Exercise prompt: Look through the records below and collect all lines that hold the string "value".

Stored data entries

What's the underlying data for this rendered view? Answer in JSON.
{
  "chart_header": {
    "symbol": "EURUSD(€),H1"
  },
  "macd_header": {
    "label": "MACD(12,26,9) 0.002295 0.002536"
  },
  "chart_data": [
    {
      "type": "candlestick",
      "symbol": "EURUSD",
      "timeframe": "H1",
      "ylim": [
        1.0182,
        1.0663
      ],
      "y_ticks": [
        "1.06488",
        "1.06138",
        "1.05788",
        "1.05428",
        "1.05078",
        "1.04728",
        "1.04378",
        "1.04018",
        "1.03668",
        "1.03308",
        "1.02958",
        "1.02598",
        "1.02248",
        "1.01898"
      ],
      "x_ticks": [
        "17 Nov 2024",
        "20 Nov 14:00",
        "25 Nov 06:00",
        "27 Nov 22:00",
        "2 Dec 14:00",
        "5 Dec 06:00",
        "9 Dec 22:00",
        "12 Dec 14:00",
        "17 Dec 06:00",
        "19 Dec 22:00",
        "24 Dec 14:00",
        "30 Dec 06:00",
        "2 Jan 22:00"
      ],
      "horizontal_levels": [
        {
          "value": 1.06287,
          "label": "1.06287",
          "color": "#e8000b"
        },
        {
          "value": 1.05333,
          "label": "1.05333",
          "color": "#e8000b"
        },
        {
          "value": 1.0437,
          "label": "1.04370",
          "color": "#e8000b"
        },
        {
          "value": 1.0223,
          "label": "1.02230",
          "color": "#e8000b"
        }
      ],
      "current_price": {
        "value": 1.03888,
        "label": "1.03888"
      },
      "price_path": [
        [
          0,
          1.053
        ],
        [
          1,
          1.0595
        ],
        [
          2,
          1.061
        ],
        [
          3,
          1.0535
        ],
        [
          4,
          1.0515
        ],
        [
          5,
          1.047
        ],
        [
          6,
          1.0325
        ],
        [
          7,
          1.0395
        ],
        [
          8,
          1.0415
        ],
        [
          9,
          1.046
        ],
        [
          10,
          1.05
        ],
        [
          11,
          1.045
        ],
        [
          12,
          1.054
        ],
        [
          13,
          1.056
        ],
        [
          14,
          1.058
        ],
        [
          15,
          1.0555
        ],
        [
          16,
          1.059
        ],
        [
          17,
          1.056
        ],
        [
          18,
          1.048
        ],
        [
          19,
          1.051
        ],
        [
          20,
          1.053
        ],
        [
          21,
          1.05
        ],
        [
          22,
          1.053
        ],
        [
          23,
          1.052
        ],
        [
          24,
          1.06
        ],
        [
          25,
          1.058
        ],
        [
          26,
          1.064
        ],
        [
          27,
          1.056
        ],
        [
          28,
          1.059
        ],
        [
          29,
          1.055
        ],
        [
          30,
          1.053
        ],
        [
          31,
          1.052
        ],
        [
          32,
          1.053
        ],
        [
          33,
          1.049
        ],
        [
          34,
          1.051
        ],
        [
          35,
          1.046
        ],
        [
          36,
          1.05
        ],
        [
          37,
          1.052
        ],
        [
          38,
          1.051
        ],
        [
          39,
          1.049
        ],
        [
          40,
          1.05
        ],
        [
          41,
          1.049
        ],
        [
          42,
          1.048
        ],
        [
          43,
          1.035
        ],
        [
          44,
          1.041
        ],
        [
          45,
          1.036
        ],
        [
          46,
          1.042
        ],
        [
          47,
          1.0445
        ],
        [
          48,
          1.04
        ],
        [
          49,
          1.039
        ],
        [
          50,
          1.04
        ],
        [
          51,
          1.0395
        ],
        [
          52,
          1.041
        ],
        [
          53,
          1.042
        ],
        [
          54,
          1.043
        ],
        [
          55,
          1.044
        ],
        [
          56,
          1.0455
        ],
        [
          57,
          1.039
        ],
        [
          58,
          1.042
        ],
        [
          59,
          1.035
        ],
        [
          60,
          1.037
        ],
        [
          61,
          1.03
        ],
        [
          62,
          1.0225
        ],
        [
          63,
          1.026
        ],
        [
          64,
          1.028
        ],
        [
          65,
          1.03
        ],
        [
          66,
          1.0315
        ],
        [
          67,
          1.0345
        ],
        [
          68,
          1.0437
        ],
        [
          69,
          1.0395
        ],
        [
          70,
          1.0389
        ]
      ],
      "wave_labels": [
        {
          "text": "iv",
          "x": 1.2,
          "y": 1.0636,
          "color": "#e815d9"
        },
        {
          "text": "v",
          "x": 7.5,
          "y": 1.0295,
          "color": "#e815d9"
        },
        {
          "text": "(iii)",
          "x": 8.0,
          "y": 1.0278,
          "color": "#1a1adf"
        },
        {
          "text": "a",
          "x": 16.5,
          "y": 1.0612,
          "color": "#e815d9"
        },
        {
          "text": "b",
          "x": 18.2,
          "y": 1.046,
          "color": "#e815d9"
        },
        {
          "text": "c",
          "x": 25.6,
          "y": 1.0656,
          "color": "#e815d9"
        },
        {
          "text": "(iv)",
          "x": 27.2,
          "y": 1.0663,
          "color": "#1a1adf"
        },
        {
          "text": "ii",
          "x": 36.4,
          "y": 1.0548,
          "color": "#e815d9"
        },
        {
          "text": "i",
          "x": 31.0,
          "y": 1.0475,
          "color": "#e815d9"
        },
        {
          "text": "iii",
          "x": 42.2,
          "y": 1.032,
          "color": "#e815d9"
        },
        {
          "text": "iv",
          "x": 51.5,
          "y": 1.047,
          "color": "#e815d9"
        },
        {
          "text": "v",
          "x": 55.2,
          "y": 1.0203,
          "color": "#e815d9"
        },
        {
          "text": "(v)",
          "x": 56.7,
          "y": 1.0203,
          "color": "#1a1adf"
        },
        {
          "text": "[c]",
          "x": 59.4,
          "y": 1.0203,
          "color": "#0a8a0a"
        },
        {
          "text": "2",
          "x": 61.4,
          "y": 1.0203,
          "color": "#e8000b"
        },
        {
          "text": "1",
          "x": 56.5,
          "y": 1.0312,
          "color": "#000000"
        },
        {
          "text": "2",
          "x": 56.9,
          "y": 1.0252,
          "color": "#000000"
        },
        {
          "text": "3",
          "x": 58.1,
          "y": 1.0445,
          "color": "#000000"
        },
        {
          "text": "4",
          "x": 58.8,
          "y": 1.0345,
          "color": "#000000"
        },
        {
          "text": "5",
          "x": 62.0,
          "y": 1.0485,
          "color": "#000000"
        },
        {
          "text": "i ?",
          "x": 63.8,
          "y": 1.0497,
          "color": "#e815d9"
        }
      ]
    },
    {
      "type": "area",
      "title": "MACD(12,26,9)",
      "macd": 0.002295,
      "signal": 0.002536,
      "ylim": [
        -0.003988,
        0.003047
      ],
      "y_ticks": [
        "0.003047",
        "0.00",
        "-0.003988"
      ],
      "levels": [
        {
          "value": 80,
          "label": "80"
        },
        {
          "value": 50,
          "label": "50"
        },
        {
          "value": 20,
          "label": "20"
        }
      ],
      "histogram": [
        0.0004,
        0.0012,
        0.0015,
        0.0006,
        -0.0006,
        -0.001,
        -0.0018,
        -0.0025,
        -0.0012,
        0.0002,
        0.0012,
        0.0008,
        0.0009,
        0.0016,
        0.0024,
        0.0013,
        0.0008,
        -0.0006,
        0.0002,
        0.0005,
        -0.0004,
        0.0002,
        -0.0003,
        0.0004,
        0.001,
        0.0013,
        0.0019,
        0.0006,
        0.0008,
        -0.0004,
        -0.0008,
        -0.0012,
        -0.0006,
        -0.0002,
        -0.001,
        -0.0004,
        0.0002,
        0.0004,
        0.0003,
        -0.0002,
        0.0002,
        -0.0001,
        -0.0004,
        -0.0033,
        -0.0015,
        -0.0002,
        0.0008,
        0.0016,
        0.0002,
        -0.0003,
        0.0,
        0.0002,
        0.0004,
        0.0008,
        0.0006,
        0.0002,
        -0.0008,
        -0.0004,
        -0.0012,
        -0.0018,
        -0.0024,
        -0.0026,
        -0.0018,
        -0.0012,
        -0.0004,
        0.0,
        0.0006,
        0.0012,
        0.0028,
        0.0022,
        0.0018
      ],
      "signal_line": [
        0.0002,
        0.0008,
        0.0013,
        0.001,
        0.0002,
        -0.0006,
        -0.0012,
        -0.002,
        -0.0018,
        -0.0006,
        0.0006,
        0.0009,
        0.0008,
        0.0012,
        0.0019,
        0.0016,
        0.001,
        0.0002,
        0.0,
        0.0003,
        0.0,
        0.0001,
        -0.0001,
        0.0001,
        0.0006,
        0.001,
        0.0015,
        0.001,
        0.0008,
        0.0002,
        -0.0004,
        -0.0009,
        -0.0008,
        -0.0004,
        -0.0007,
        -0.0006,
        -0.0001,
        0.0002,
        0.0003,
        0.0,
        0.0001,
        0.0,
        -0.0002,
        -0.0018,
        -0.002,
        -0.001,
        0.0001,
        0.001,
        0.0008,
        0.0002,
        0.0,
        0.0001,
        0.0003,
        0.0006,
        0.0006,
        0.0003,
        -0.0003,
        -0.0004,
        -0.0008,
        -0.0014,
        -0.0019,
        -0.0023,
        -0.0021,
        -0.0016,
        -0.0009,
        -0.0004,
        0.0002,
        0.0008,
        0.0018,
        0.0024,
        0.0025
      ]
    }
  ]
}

The solution:
          "value": 1.06287,
          "value": 1.05333,
          "value": 1.0437,
          "value": 1.0223,
        "value": 1.03888,
          "value": 80,
          "value": 50,
          "value": 20,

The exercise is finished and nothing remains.